- Input data -
··········

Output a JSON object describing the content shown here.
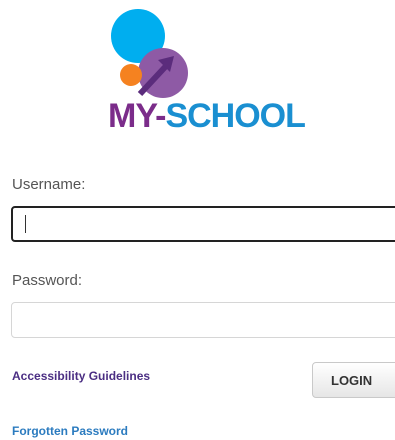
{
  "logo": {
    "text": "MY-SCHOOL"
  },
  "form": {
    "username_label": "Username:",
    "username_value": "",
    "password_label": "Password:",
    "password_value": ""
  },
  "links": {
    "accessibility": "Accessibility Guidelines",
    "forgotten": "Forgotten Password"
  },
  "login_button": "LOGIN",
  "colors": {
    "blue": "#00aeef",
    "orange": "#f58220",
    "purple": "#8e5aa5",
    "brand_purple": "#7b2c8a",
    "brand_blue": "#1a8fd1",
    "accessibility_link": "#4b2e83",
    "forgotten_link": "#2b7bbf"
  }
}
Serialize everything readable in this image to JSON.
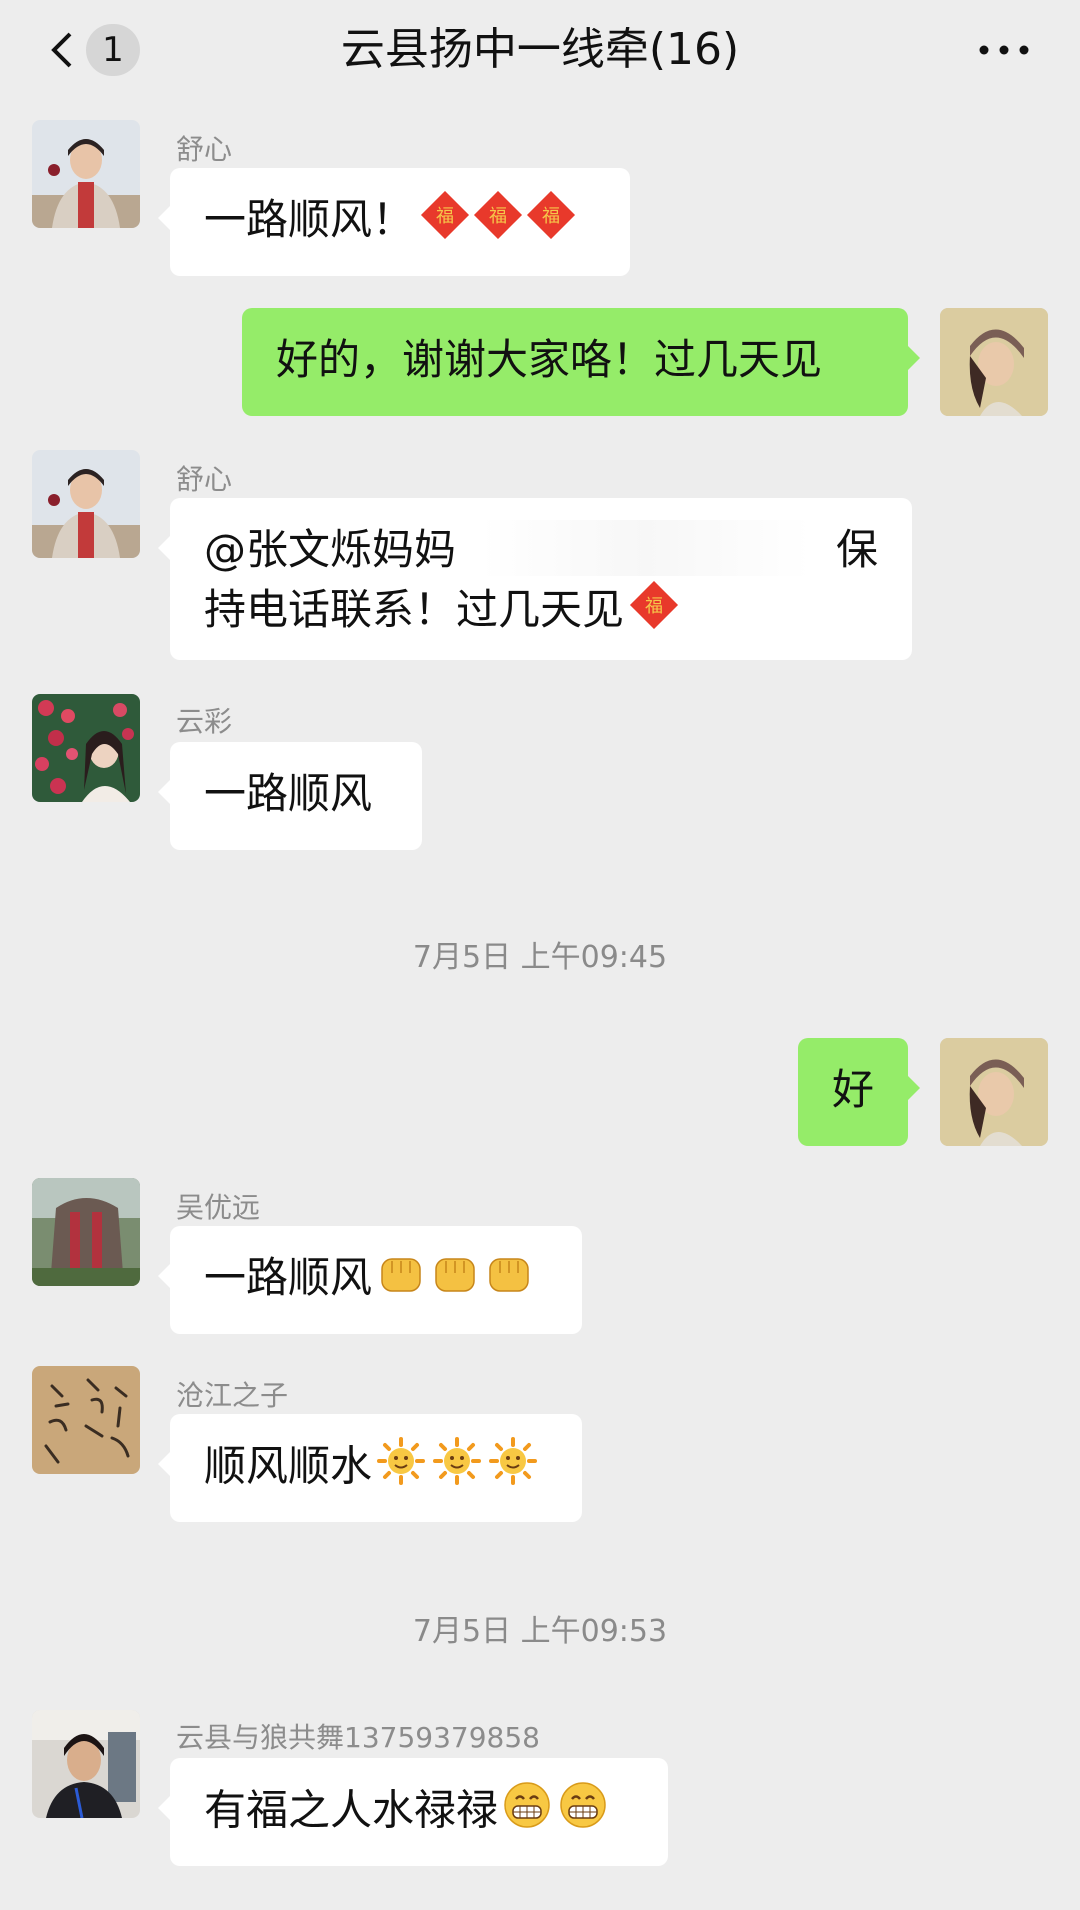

··········

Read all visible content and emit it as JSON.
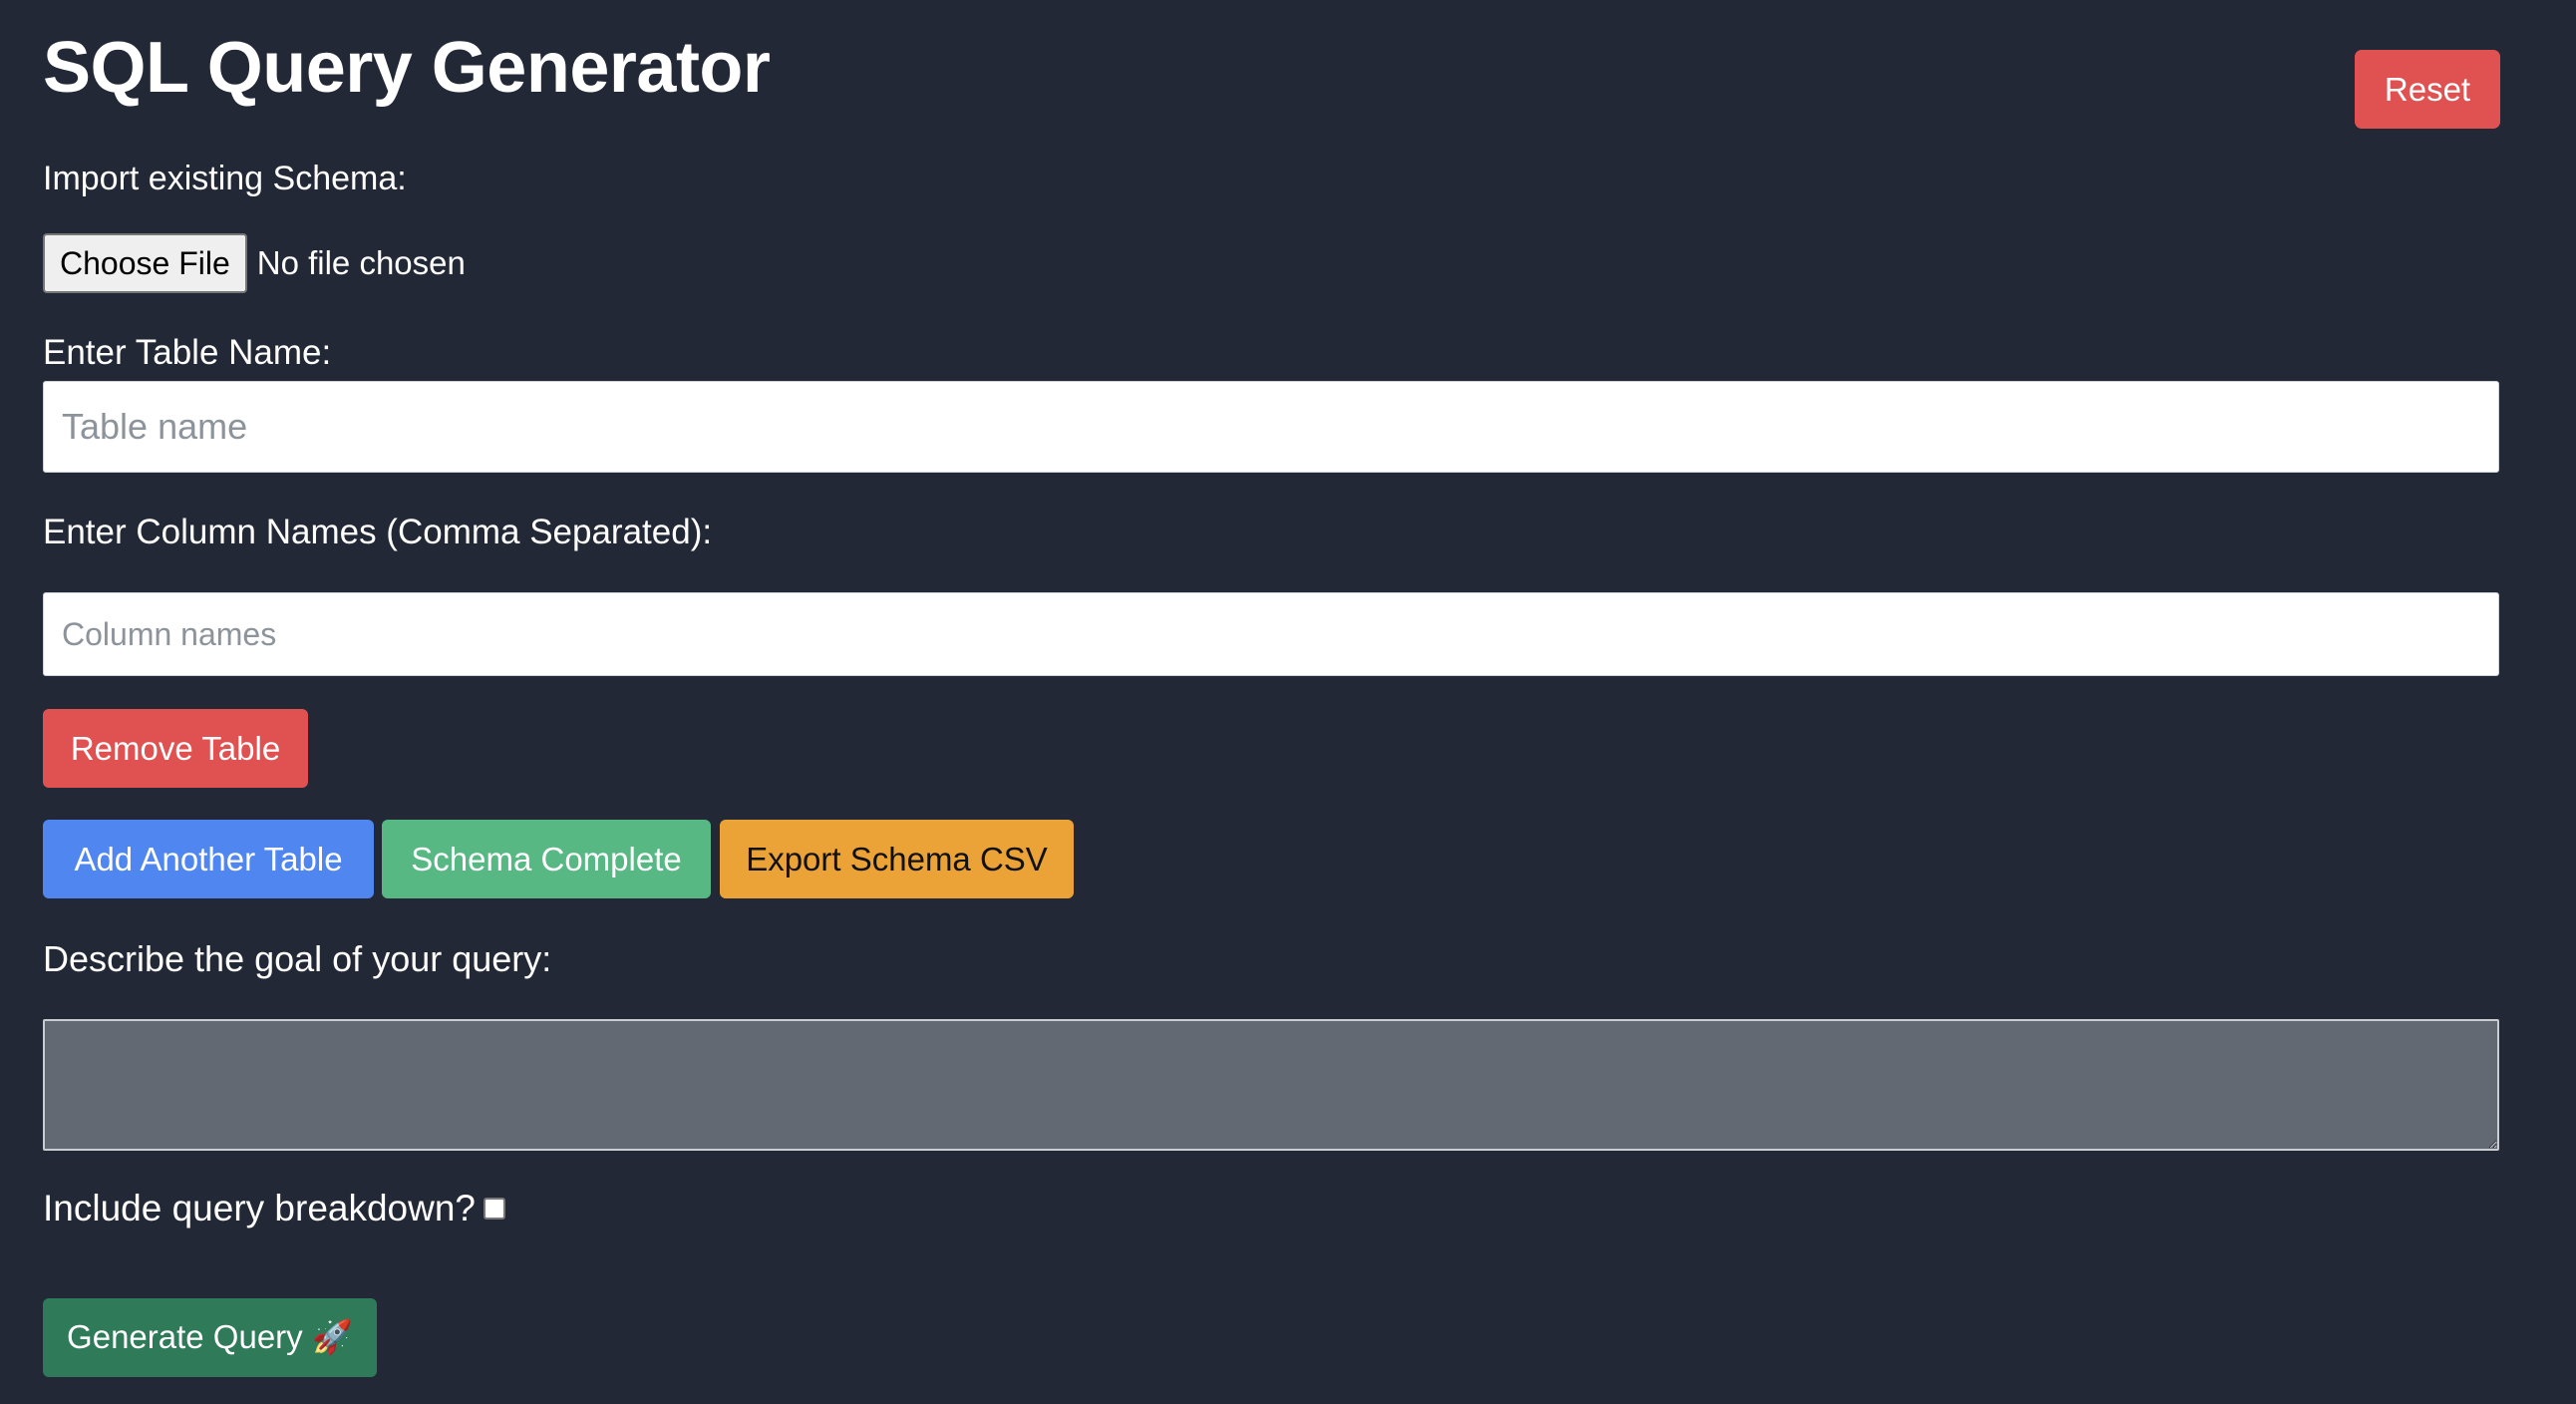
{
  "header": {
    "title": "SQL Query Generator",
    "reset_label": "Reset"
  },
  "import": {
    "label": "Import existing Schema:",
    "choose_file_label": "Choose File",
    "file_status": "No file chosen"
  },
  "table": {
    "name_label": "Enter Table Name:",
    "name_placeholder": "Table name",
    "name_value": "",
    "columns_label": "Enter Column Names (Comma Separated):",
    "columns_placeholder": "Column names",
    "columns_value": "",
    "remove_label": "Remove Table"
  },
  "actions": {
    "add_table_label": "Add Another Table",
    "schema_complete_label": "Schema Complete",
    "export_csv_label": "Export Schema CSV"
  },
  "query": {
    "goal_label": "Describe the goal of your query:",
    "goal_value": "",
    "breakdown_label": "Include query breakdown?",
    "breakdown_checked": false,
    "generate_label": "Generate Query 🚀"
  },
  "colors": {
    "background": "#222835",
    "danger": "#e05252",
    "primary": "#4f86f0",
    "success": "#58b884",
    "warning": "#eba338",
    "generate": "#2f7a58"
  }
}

··········

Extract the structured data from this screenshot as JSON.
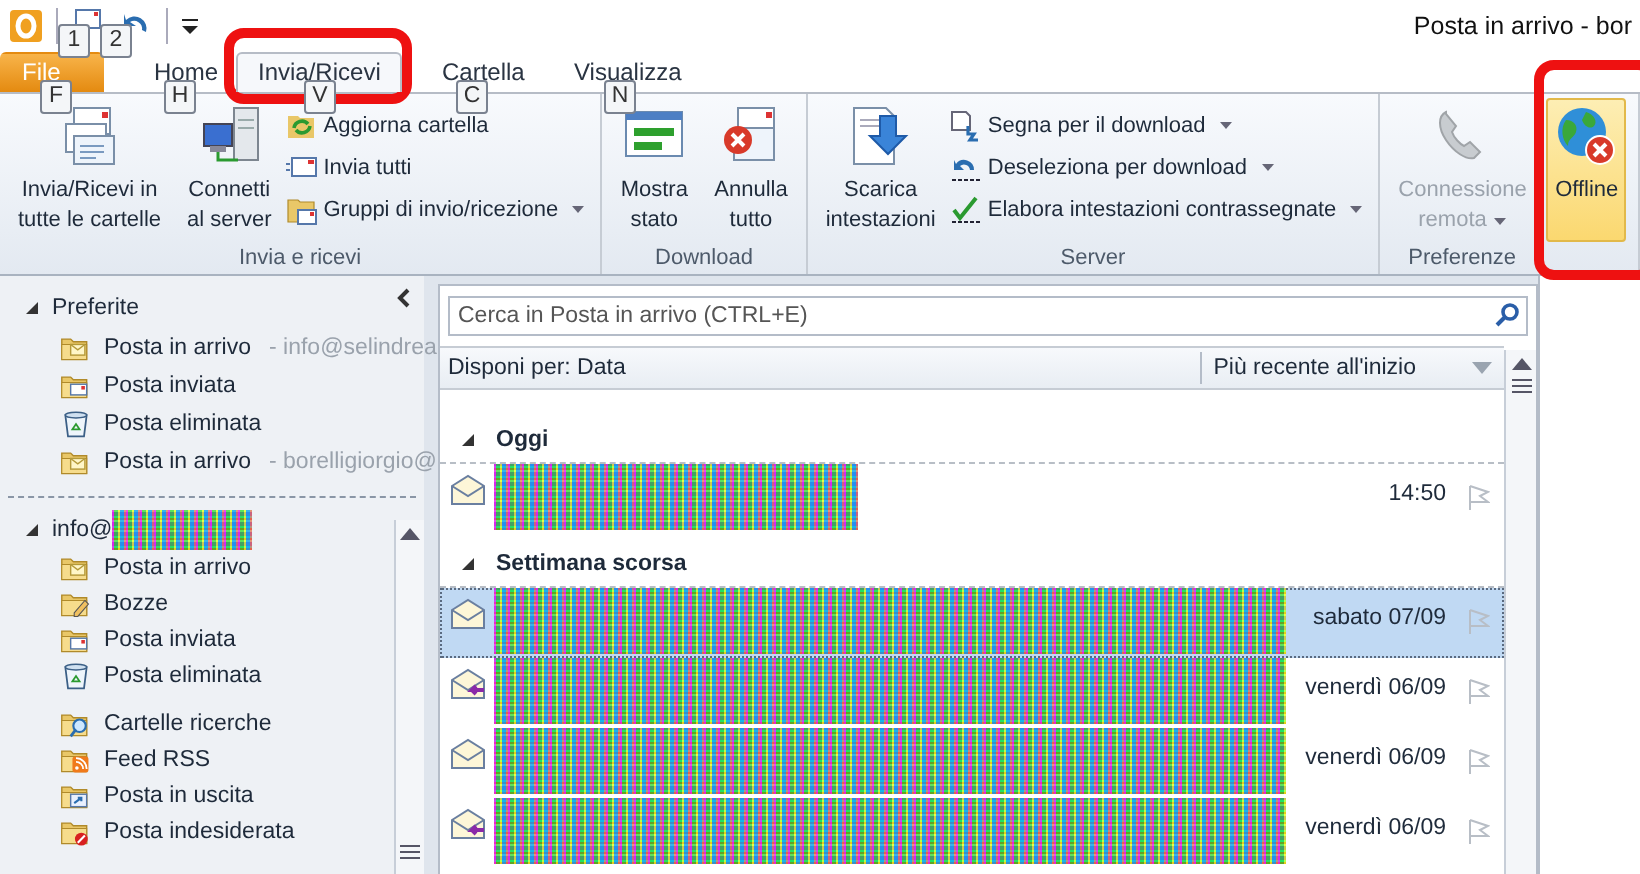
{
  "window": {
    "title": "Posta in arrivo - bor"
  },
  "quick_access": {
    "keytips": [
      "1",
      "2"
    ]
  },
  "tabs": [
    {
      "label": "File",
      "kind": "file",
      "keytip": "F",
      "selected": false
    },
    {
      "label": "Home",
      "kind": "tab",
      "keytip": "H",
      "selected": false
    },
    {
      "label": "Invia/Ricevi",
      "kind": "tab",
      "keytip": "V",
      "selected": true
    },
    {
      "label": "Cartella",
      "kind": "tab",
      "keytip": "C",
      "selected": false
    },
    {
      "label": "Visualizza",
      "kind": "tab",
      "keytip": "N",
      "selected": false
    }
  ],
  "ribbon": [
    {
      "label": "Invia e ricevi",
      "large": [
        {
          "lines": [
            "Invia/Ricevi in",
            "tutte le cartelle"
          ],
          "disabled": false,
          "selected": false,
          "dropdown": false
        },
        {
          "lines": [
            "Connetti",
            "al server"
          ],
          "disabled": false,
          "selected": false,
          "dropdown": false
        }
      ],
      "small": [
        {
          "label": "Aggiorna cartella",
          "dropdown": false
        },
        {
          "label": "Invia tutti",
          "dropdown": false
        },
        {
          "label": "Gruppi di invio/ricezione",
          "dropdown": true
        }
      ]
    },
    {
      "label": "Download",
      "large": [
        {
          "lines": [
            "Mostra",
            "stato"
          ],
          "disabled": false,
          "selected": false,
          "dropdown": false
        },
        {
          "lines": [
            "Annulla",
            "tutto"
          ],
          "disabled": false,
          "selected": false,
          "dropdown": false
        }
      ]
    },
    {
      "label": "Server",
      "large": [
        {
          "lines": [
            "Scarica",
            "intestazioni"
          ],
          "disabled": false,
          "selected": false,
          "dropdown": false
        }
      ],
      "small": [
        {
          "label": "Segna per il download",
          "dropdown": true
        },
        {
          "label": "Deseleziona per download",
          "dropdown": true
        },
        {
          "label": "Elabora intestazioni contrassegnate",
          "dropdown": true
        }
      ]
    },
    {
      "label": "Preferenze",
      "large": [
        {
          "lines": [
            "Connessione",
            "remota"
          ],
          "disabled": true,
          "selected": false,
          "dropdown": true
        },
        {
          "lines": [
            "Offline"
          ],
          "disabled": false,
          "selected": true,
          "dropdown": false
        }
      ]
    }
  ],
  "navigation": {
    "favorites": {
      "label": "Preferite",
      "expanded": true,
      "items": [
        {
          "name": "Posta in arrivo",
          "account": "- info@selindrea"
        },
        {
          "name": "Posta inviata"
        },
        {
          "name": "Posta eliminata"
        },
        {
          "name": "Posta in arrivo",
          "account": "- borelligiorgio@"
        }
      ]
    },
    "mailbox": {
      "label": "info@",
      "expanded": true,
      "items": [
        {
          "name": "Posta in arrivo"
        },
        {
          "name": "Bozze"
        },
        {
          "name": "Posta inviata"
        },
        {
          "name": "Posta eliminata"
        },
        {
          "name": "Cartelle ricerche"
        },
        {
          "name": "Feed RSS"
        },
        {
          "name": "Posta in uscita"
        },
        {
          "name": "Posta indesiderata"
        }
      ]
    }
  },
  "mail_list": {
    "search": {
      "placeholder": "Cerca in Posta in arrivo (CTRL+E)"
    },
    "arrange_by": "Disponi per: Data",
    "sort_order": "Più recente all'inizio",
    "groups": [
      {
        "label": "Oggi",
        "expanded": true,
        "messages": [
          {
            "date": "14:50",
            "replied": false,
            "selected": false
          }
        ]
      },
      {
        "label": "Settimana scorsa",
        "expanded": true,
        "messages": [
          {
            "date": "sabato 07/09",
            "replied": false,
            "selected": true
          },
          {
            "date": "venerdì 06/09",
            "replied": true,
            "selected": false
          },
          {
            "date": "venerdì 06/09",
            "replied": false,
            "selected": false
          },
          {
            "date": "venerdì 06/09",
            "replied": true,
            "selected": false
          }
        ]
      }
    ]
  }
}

··········

- Work required -
Your job is to reproduce the lines from the one with "Output a JSON" through the one with "Serialize everything readable", both kept, exactly as they are. Leave out the pictures.

- Answer to this task -
Output a JSON object describing the content shown here.
{
  "logo": {
    "text": "MY-SCHOOL"
  },
  "form": {
    "username_label": "Username:",
    "username_value": "",
    "password_label": "Password:",
    "password_value": ""
  },
  "links": {
    "accessibility": "Accessibility Guidelines",
    "forgotten": "Forgotten Password"
  },
  "login_button": "LOGIN",
  "colors": {
    "blue": "#00aeef",
    "orange": "#f58220",
    "purple": "#8e5aa5",
    "brand_purple": "#7b2c8a",
    "brand_blue": "#1a8fd1",
    "accessibility_link": "#4b2e83",
    "forgotten_link": "#2b7bbf"
  }
}
Serialize everything readable in this image to JSON.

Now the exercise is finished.